-- Do this --
In the entries that follow, how many lines contain "title"? Answer with the number only.

-- Records shown --
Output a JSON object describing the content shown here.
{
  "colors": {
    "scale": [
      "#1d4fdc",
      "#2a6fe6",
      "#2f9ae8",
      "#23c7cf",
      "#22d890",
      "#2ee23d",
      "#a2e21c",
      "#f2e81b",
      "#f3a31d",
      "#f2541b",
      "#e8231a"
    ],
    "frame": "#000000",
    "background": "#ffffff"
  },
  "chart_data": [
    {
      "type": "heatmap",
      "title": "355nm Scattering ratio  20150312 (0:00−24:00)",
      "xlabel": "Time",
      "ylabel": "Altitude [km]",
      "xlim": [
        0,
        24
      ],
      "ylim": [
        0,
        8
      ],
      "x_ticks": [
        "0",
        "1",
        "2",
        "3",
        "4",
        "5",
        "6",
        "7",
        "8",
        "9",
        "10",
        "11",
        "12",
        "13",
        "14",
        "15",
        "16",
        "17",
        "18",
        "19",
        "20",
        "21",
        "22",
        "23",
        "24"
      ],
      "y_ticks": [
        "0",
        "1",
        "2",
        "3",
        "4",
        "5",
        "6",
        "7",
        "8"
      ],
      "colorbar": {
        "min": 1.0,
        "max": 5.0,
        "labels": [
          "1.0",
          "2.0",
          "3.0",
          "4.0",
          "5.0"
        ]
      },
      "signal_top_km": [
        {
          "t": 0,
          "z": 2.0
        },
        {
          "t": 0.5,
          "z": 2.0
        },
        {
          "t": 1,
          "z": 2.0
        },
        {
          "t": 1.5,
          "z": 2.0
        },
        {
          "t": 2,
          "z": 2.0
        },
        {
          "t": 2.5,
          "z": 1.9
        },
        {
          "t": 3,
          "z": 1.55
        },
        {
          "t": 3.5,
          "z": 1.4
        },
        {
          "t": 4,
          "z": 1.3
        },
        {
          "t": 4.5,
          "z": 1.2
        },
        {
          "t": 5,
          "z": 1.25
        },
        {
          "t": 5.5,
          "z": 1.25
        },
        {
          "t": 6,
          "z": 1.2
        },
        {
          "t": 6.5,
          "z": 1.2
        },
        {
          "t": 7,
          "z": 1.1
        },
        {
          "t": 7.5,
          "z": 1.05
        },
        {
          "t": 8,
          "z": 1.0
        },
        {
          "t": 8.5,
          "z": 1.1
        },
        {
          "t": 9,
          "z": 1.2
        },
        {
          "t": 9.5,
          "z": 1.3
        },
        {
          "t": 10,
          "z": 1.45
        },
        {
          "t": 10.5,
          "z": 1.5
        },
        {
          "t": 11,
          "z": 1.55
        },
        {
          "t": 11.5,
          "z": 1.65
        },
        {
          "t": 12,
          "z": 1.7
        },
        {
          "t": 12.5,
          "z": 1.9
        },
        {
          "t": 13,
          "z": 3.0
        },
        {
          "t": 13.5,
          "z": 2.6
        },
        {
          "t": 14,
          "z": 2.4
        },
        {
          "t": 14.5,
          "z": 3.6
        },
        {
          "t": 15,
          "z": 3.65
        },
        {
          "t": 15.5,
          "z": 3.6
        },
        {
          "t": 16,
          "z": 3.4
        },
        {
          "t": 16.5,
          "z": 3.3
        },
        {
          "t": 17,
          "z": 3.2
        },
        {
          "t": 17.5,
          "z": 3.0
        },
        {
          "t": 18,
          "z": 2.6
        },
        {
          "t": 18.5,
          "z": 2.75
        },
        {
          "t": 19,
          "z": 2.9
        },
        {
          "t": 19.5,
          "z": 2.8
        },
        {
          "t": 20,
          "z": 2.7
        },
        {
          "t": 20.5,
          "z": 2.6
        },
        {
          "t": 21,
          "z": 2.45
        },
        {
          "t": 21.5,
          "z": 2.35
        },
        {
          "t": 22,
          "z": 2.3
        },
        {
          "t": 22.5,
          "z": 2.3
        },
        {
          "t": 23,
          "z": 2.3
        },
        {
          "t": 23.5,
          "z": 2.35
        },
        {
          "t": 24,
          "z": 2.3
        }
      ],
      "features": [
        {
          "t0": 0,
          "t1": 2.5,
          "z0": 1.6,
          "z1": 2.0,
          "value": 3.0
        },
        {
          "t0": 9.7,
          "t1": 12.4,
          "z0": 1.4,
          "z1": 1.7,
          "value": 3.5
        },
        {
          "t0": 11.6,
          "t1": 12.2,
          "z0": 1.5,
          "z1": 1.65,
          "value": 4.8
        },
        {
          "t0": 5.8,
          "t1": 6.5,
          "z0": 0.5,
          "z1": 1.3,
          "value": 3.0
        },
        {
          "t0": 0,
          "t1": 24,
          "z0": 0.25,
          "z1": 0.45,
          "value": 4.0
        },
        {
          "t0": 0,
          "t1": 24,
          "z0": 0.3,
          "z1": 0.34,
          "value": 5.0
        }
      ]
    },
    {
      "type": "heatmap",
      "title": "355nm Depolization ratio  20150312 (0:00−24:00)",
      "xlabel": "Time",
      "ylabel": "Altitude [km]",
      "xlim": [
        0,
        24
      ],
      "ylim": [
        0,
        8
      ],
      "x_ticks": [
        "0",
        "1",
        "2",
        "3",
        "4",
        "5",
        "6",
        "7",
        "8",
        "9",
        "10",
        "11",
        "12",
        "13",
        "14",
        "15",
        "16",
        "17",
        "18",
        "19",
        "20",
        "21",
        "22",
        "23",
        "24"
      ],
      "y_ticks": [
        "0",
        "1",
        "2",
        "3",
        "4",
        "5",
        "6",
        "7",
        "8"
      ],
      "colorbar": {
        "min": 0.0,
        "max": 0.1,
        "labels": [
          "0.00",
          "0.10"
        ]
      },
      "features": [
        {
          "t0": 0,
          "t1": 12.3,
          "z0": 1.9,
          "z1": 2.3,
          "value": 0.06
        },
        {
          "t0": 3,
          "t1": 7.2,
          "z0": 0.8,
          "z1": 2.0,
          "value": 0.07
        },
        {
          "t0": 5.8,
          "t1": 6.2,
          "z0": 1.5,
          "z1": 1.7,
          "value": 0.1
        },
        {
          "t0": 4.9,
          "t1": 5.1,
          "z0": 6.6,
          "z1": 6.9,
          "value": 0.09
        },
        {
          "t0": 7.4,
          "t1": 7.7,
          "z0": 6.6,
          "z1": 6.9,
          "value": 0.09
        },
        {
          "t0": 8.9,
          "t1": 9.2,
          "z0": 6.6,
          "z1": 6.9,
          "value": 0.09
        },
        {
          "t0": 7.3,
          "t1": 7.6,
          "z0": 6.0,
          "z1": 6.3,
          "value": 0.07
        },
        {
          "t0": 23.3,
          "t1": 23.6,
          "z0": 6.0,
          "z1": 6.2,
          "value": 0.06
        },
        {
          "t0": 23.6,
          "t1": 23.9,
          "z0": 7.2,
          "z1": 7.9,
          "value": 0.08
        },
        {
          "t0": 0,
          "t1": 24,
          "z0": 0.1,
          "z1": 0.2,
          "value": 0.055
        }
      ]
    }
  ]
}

-- Task output --
2